- **Study material**:
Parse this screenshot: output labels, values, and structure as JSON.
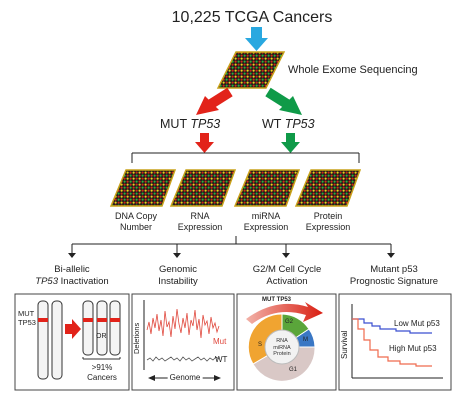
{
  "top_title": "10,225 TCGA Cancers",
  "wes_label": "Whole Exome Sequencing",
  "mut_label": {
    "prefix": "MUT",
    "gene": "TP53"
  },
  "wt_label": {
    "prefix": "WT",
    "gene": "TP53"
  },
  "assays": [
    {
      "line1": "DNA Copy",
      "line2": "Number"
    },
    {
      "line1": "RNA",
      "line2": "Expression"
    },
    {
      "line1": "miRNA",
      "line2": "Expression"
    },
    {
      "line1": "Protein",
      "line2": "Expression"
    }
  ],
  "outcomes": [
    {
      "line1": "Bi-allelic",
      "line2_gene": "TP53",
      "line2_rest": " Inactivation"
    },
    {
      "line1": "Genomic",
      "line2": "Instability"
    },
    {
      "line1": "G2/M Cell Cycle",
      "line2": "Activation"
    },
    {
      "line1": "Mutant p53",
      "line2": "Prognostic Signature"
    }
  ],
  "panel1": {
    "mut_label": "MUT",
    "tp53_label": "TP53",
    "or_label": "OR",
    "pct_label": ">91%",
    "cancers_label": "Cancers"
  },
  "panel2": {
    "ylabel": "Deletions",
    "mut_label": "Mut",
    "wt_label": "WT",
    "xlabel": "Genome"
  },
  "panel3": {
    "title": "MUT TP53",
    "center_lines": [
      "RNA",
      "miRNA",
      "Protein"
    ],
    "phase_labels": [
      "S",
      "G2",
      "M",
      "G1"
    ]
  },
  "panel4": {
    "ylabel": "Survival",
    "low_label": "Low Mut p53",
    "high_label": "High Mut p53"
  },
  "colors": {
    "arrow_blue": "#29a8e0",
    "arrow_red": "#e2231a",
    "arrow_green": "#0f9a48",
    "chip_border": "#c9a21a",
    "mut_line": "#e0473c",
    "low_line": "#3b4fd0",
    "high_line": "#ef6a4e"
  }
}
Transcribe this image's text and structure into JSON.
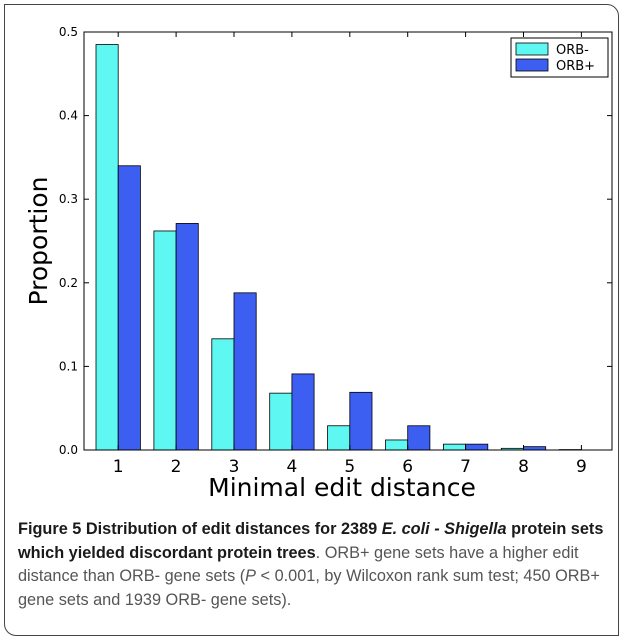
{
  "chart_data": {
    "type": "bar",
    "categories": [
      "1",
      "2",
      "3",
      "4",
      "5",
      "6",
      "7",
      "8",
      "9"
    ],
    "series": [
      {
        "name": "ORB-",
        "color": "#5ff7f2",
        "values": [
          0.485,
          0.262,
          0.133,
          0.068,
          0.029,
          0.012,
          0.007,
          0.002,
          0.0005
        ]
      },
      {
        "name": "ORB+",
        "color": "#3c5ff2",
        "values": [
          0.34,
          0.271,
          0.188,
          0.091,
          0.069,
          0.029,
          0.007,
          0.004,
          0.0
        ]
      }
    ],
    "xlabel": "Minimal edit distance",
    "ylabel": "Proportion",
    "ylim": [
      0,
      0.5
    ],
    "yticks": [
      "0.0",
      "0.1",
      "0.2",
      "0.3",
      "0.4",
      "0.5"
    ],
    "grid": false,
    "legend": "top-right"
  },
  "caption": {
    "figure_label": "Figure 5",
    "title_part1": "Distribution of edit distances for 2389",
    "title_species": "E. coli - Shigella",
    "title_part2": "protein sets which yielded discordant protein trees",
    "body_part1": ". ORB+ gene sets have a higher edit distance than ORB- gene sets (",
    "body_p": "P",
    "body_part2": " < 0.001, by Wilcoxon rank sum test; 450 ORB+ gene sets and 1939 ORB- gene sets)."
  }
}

- **Your assignment**: Each line from the one holding "Transcribe this image's" to the end of the records above must be copied exactly; the pictures must not be copied.

- **Reply to the task**:
Transcribe this image's text and structure into JSON.
{
  "chart_data": {
    "type": "bar",
    "categories": [
      "1",
      "2",
      "3",
      "4",
      "5",
      "6",
      "7",
      "8",
      "9"
    ],
    "series": [
      {
        "name": "ORB-",
        "color": "#5ff7f2",
        "values": [
          0.485,
          0.262,
          0.133,
          0.068,
          0.029,
          0.012,
          0.007,
          0.002,
          0.0005
        ]
      },
      {
        "name": "ORB+",
        "color": "#3c5ff2",
        "values": [
          0.34,
          0.271,
          0.188,
          0.091,
          0.069,
          0.029,
          0.007,
          0.004,
          0.0
        ]
      }
    ],
    "xlabel": "Minimal edit distance",
    "ylabel": "Proportion",
    "ylim": [
      0,
      0.5
    ],
    "yticks": [
      "0.0",
      "0.1",
      "0.2",
      "0.3",
      "0.4",
      "0.5"
    ],
    "grid": false,
    "legend": "top-right"
  },
  "caption": {
    "figure_label": "Figure 5",
    "title_part1": "Distribution of edit distances for 2389",
    "title_species": "E. coli - Shigella",
    "title_part2": "protein sets which yielded discordant protein trees",
    "body_part1": ". ORB+ gene sets have a higher edit distance than ORB- gene sets (",
    "body_p": "P",
    "body_part2": " < 0.001, by Wilcoxon rank sum test; 450 ORB+ gene sets and 1939 ORB- gene sets)."
  }
}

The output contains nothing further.